### Problem requirements
Retype the listing that follows, exactly as written.

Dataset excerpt
>>>>

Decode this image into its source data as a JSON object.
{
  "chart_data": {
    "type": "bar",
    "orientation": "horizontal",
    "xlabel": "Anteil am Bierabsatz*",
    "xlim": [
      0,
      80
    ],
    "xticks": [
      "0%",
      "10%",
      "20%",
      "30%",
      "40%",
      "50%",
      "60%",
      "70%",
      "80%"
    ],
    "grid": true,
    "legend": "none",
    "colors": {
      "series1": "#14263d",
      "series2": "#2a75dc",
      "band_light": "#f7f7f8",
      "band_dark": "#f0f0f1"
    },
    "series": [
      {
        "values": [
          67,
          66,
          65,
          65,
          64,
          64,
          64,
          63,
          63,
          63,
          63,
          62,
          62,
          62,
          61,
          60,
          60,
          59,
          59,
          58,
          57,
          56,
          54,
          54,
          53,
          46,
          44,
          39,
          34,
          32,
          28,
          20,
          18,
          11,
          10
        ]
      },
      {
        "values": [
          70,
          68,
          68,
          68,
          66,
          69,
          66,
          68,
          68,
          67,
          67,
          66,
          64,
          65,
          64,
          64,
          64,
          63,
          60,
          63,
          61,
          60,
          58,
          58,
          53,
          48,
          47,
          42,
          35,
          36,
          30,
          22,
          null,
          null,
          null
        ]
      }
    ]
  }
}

<<<<

### Solved problem
Decode this image into its source data as a JSON object.
{
  "chart_data": {
    "type": "bar",
    "orientation": "horizontal",
    "xlabel": "Anteil am Bierabsatz*",
    "xlim": [
      0,
      80
    ],
    "xticks": [
      "0%",
      "10%",
      "20%",
      "30%",
      "40%",
      "50%",
      "60%",
      "70%",
      "80%"
    ],
    "grid": true,
    "legend": "none",
    "colors": {
      "series1": "#14263d",
      "series2": "#2a75dc",
      "band_light": "#f7f7f8",
      "band_dark": "#f0f0f1"
    },
    "series": [
      {
        "values": [
          67,
          66,
          65,
          65,
          64,
          64,
          64,
          63,
          63,
          63,
          63,
          62,
          62,
          62,
          61,
          60,
          60,
          59,
          59,
          58,
          57,
          56,
          54,
          54,
          53,
          46,
          44,
          39,
          34,
          32,
          28,
          20,
          18,
          11,
          10
        ]
      },
      {
        "values": [
          70,
          68,
          68,
          68,
          66,
          69,
          66,
          68,
          68,
          67,
          67,
          66,
          64,
          65,
          64,
          64,
          64,
          63,
          60,
          63,
          61,
          60,
          58,
          58,
          53,
          48,
          47,
          42,
          35,
          36,
          30,
          22,
          null,
          null,
          null
        ]
      }
    ]
  }
}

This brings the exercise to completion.